Web page and app entries
* * * *
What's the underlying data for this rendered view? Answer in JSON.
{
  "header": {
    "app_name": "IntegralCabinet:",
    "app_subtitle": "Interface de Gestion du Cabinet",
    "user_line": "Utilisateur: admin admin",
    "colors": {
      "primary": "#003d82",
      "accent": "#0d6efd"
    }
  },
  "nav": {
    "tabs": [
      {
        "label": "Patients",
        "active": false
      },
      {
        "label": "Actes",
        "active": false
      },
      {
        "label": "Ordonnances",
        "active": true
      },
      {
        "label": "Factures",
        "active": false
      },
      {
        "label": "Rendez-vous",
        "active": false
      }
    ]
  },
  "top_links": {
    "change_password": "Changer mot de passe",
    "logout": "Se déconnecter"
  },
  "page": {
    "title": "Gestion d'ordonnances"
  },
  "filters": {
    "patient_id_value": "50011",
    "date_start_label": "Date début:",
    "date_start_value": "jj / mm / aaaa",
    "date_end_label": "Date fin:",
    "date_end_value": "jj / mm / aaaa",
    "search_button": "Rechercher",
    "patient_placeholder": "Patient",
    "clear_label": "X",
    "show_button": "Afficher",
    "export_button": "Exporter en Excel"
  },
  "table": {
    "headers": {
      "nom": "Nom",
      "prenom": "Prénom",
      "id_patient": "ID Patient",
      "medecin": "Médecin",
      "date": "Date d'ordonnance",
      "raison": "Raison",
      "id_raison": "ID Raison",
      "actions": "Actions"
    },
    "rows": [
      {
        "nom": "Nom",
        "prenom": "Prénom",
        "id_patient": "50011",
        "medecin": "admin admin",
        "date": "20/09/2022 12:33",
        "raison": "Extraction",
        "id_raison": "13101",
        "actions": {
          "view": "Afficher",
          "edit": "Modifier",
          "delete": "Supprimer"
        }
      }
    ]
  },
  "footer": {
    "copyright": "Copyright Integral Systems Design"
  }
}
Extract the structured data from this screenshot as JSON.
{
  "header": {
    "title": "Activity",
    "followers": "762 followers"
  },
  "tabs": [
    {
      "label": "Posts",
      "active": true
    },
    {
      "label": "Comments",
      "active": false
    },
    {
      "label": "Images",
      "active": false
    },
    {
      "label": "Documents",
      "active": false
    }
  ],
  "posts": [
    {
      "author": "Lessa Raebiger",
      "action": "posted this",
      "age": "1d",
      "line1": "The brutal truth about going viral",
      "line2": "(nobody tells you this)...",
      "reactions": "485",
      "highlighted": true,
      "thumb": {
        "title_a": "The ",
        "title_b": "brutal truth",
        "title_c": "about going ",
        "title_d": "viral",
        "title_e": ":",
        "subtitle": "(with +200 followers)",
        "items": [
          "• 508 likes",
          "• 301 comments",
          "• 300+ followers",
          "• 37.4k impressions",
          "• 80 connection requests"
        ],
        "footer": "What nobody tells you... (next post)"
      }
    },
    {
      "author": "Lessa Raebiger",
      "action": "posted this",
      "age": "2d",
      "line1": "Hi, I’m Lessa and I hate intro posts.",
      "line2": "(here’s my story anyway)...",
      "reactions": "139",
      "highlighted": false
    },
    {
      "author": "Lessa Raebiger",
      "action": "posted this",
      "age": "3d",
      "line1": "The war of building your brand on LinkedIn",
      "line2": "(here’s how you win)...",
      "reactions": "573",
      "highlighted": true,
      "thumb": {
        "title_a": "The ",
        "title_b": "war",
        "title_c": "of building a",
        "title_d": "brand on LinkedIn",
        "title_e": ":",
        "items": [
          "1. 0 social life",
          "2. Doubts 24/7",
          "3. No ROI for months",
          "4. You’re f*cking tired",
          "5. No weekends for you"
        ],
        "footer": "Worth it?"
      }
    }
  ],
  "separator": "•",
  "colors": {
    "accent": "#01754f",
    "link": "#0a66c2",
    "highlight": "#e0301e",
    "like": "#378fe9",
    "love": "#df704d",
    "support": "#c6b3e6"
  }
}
* * * *
## Requirement
Line by line, transcribe all of the records exactly.

## Expected output
What's the underlying data for this rendered view? Answer in JSON.
{
  "header": {
    "app_name": "IntegralCabinet:",
    "app_subtitle": "Interface de Gestion du Cabinet",
    "user_line": "Utilisateur: admin admin",
    "colors": {
      "primary": "#003d82",
      "accent": "#0d6efd"
    }
  },
  "nav": {
    "tabs": [
      {
        "label": "Patients",
        "active": false
      },
      {
        "label": "Actes",
        "active": false
      },
      {
        "label": "Ordonnances",
        "active": true
      },
      {
        "label": "Factures",
        "active": false
      },
      {
        "label": "Rendez-vous",
        "active": false
      }
    ]
  },
  "top_links": {
    "change_password": "Changer mot de passe",
    "logout": "Se déconnecter"
  },
  "page": {
    "title": "Gestion d'ordonnances"
  },
  "filters": {
    "patient_id_value": "50011",
    "date_start_label": "Date début:",
    "date_start_value": "jj / mm / aaaa",
    "date_end_label": "Date fin:",
    "date_end_value": "jj / mm / aaaa",
    "search_button": "Rechercher",
    "patient_placeholder": "Patient",
    "clear_label": "X",
    "show_button": "Afficher",
    "export_button": "Exporter en Excel"
  },
  "table": {
    "headers": {
      "nom": "Nom",
      "prenom": "Prénom",
      "id_patient": "ID Patient",
      "medecin": "Médecin",
      "date": "Date d'ordonnance",
      "raison": "Raison",
      "id_raison": "ID Raison",
      "actions": "Actions"
    },
    "rows": [
      {
        "nom": "Nom",
        "prenom": "Prénom",
        "id_patient": "50011",
        "medecin": "admin admin",
        "date": "20/09/2022 12:33",
        "raison": "Extraction",
        "id_raison": "13101",
        "actions": {
          "view": "Afficher",
          "edit": "Modifier",
          "delete": "Supprimer"
        }
      }
    ]
  },
  "footer": {
    "copyright": "Copyright Integral Systems Design"
  }
}
Extract the structured data from this screenshot as JSON.
{
  "header": {
    "title": "Activity",
    "followers": "762 followers"
  },
  "tabs": [
    {
      "label": "Posts",
      "active": true
    },
    {
      "label": "Comments",
      "active": false
    },
    {
      "label": "Images",
      "active": false
    },
    {
      "label": "Documents",
      "active": false
    }
  ],
  "posts": [
    {
      "author": "Lessa Raebiger",
      "action": "posted this",
      "age": "1d",
      "line1": "The brutal truth about going viral",
      "line2": "(nobody tells you this)...",
      "reactions": "485",
      "highlighted": true,
      "thumb": {
        "title_a": "The ",
        "title_b": "brutal truth",
        "title_c": "about going ",
        "title_d": "viral",
        "title_e": ":",
        "subtitle": "(with +200 followers)",
        "items": [
          "• 508 likes",
          "• 301 comments",
          "• 300+ followers",
          "• 37.4k impressions",
          "• 80 connection requests"
        ],
        "footer": "What nobody tells you... (next post)"
      }
    },
    {
      "author": "Lessa Raebiger",
      "action": "posted this",
      "age": "2d",
      "line1": "Hi, I’m Lessa and I hate intro posts.",
      "line2": "(here’s my story anyway)...",
      "reactions": "139",
      "highlighted": false
    },
    {
      "author": "Lessa Raebiger",
      "action": "posted this",
      "age": "3d",
      "line1": "The war of building your brand on LinkedIn",
      "line2": "(here’s how you win)...",
      "reactions": "573",
      "highlighted": true,
      "thumb": {
        "title_a": "The ",
        "title_b": "war",
        "title_c": "of building a",
        "title_d": "brand on LinkedIn",
        "title_e": ":",
        "items": [
          "1. 0 social life",
          "2. Doubts 24/7",
          "3. No ROI for months",
          "4. You’re f*cking tired",
          "5. No weekends for you"
        ],
        "footer": "Worth it?"
      }
    }
  ],
  "separator": "•",
  "colors": {
    "accent": "#01754f",
    "link": "#0a66c2",
    "highlight": "#e0301e",
    "like": "#378fe9",
    "love": "#df704d",
    "support": "#c6b3e6"
  }
}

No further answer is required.